# [Extracted data]
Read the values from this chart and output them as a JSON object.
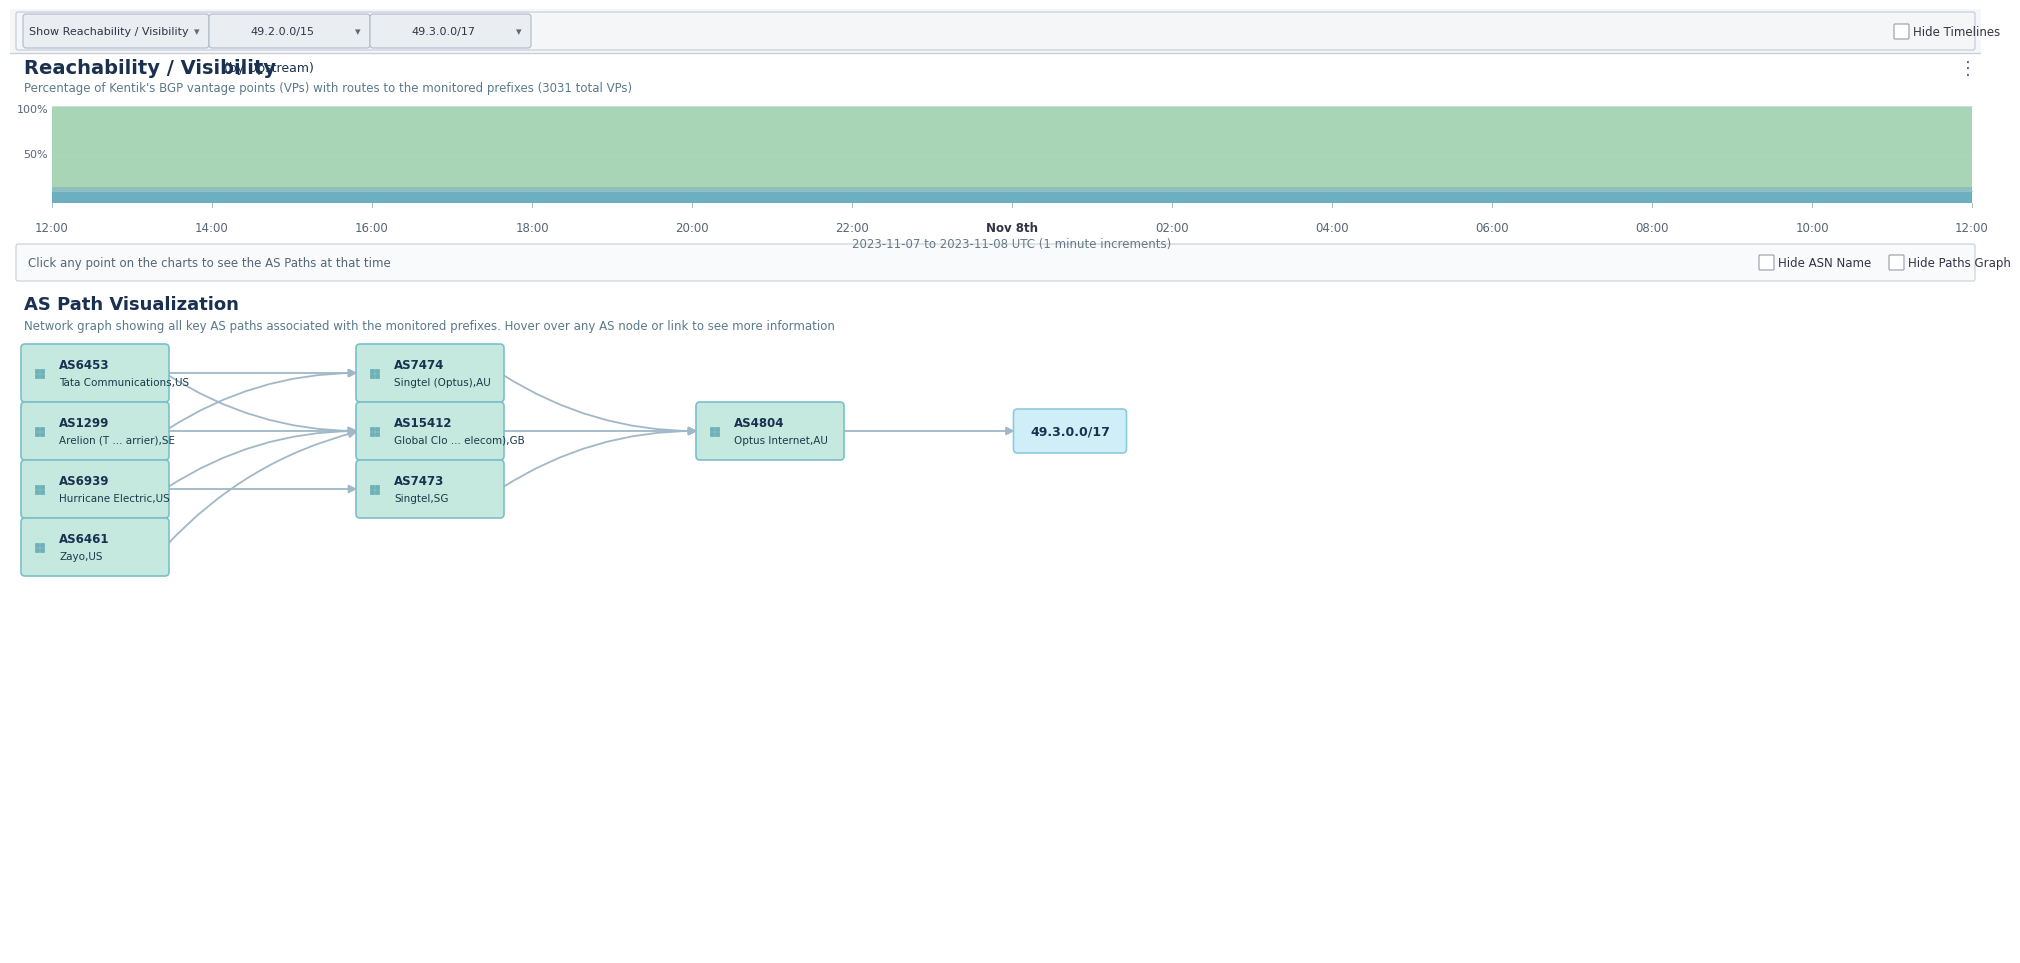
{
  "title": "Reachability / Visibility",
  "title_suffix": " (by Upstream)",
  "subtitle": "Percentage of Kentik's BGP vantage points (VPs) with routes to the monitored prefixes (3031 total VPs)",
  "bg_color": "#ffffff",
  "toolbar_bg": "#f5f6f8",
  "hide_timelines_label": "Hide Timelines",
  "chart_green": "#a8d5b5",
  "chart_teal": "#6bafc0",
  "chart_blue_band": "#7ba8c4",
  "y_labels": [
    "100%",
    "50%"
  ],
  "x_labels": [
    "12:00",
    "14:00",
    "16:00",
    "18:00",
    "20:00",
    "22:00",
    "Nov 8th",
    "02:00",
    "04:00",
    "06:00",
    "08:00",
    "10:00",
    "12:00"
  ],
  "x_label_bold_idx": 6,
  "date_range_label": "2023-11-07 to 2023-11-08 UTC (1 minute increments)",
  "click_hint": "Click any point on the charts to see the AS Paths at that time",
  "hide_asn_label": "Hide ASN Name",
  "hide_paths_label": "Hide Paths Graph",
  "section2_title": "AS Path Visualization",
  "section2_subtitle": "Network graph showing all key AS paths associated with the monitored prefixes. Hover over any AS node or link to see more information",
  "nodes": [
    {
      "id": "AS6453",
      "label1": "AS6453",
      "label2": "Tata Communications,US",
      "col": 0,
      "row": 0
    },
    {
      "id": "AS1299",
      "label1": "AS1299",
      "label2": "Arelion (T ... arrier),SE",
      "col": 0,
      "row": 1
    },
    {
      "id": "AS6939",
      "label1": "AS6939",
      "label2": "Hurricane Electric,US",
      "col": 0,
      "row": 2
    },
    {
      "id": "AS6461",
      "label1": "AS6461",
      "label2": "Zayo,US",
      "col": 0,
      "row": 3
    },
    {
      "id": "AS7474",
      "label1": "AS7474",
      "label2": "Singtel (Optus),AU",
      "col": 1,
      "row": 0
    },
    {
      "id": "AS15412",
      "label1": "AS15412",
      "label2": "Global Clo ... elecom),GB",
      "col": 1,
      "row": 1
    },
    {
      "id": "AS7473",
      "label1": "AS7473",
      "label2": "Singtel,SG",
      "col": 1,
      "row": 2
    },
    {
      "id": "AS4804",
      "label1": "AS4804",
      "label2": "Optus Internet,AU",
      "col": 2,
      "row": 1
    },
    {
      "id": "49.3.0.0/17",
      "label1": "49.3.0.0/17",
      "label2": "",
      "col": 3,
      "row": 1
    }
  ],
  "edges": [
    [
      "AS6453",
      "AS7474"
    ],
    [
      "AS6453",
      "AS15412"
    ],
    [
      "AS1299",
      "AS7474"
    ],
    [
      "AS1299",
      "AS15412"
    ],
    [
      "AS6939",
      "AS15412"
    ],
    [
      "AS6939",
      "AS7473"
    ],
    [
      "AS6461",
      "AS15412"
    ],
    [
      "AS7474",
      "AS4804"
    ],
    [
      "AS15412",
      "AS4804"
    ],
    [
      "AS7473",
      "AS4804"
    ],
    [
      "AS4804",
      "49.3.0.0/17"
    ]
  ],
  "node_fill": "#c5e8df",
  "node_border": "#7bbfcc",
  "node_text": "#1a3a4a",
  "node_text_bold": "#1a3050",
  "prefix_fill": "#d0eef8",
  "prefix_border": "#8bcbdd",
  "edge_color": "#a0b8c8",
  "icon_color": "#5ba3b0",
  "divider_color": "#c8d0d8"
}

# [Task requirements]
Without the pictures, restate all of the entries above verbatim.

# [Problem solution]
Read the values from this chart and output them as a JSON object.
{
  "title": "Reachability / Visibility",
  "title_suffix": " (by Upstream)",
  "subtitle": "Percentage of Kentik's BGP vantage points (VPs) with routes to the monitored prefixes (3031 total VPs)",
  "bg_color": "#ffffff",
  "toolbar_bg": "#f5f6f8",
  "hide_timelines_label": "Hide Timelines",
  "chart_green": "#a8d5b5",
  "chart_teal": "#6bafc0",
  "chart_blue_band": "#7ba8c4",
  "y_labels": [
    "100%",
    "50%"
  ],
  "x_labels": [
    "12:00",
    "14:00",
    "16:00",
    "18:00",
    "20:00",
    "22:00",
    "Nov 8th",
    "02:00",
    "04:00",
    "06:00",
    "08:00",
    "10:00",
    "12:00"
  ],
  "x_label_bold_idx": 6,
  "date_range_label": "2023-11-07 to 2023-11-08 UTC (1 minute increments)",
  "click_hint": "Click any point on the charts to see the AS Paths at that time",
  "hide_asn_label": "Hide ASN Name",
  "hide_paths_label": "Hide Paths Graph",
  "section2_title": "AS Path Visualization",
  "section2_subtitle": "Network graph showing all key AS paths associated with the monitored prefixes. Hover over any AS node or link to see more information",
  "nodes": [
    {
      "id": "AS6453",
      "label1": "AS6453",
      "label2": "Tata Communications,US",
      "col": 0,
      "row": 0
    },
    {
      "id": "AS1299",
      "label1": "AS1299",
      "label2": "Arelion (T ... arrier),SE",
      "col": 0,
      "row": 1
    },
    {
      "id": "AS6939",
      "label1": "AS6939",
      "label2": "Hurricane Electric,US",
      "col": 0,
      "row": 2
    },
    {
      "id": "AS6461",
      "label1": "AS6461",
      "label2": "Zayo,US",
      "col": 0,
      "row": 3
    },
    {
      "id": "AS7474",
      "label1": "AS7474",
      "label2": "Singtel (Optus),AU",
      "col": 1,
      "row": 0
    },
    {
      "id": "AS15412",
      "label1": "AS15412",
      "label2": "Global Clo ... elecom),GB",
      "col": 1,
      "row": 1
    },
    {
      "id": "AS7473",
      "label1": "AS7473",
      "label2": "Singtel,SG",
      "col": 1,
      "row": 2
    },
    {
      "id": "AS4804",
      "label1": "AS4804",
      "label2": "Optus Internet,AU",
      "col": 2,
      "row": 1
    },
    {
      "id": "49.3.0.0/17",
      "label1": "49.3.0.0/17",
      "label2": "",
      "col": 3,
      "row": 1
    }
  ],
  "edges": [
    [
      "AS6453",
      "AS7474"
    ],
    [
      "AS6453",
      "AS15412"
    ],
    [
      "AS1299",
      "AS7474"
    ],
    [
      "AS1299",
      "AS15412"
    ],
    [
      "AS6939",
      "AS15412"
    ],
    [
      "AS6939",
      "AS7473"
    ],
    [
      "AS6461",
      "AS15412"
    ],
    [
      "AS7474",
      "AS4804"
    ],
    [
      "AS15412",
      "AS4804"
    ],
    [
      "AS7473",
      "AS4804"
    ],
    [
      "AS4804",
      "49.3.0.0/17"
    ]
  ],
  "node_fill": "#c5e8df",
  "node_border": "#7bbfcc",
  "node_text": "#1a3a4a",
  "node_text_bold": "#1a3050",
  "prefix_fill": "#d0eef8",
  "prefix_border": "#8bcbdd",
  "edge_color": "#a0b8c8",
  "icon_color": "#5ba3b0",
  "divider_color": "#c8d0d8"
}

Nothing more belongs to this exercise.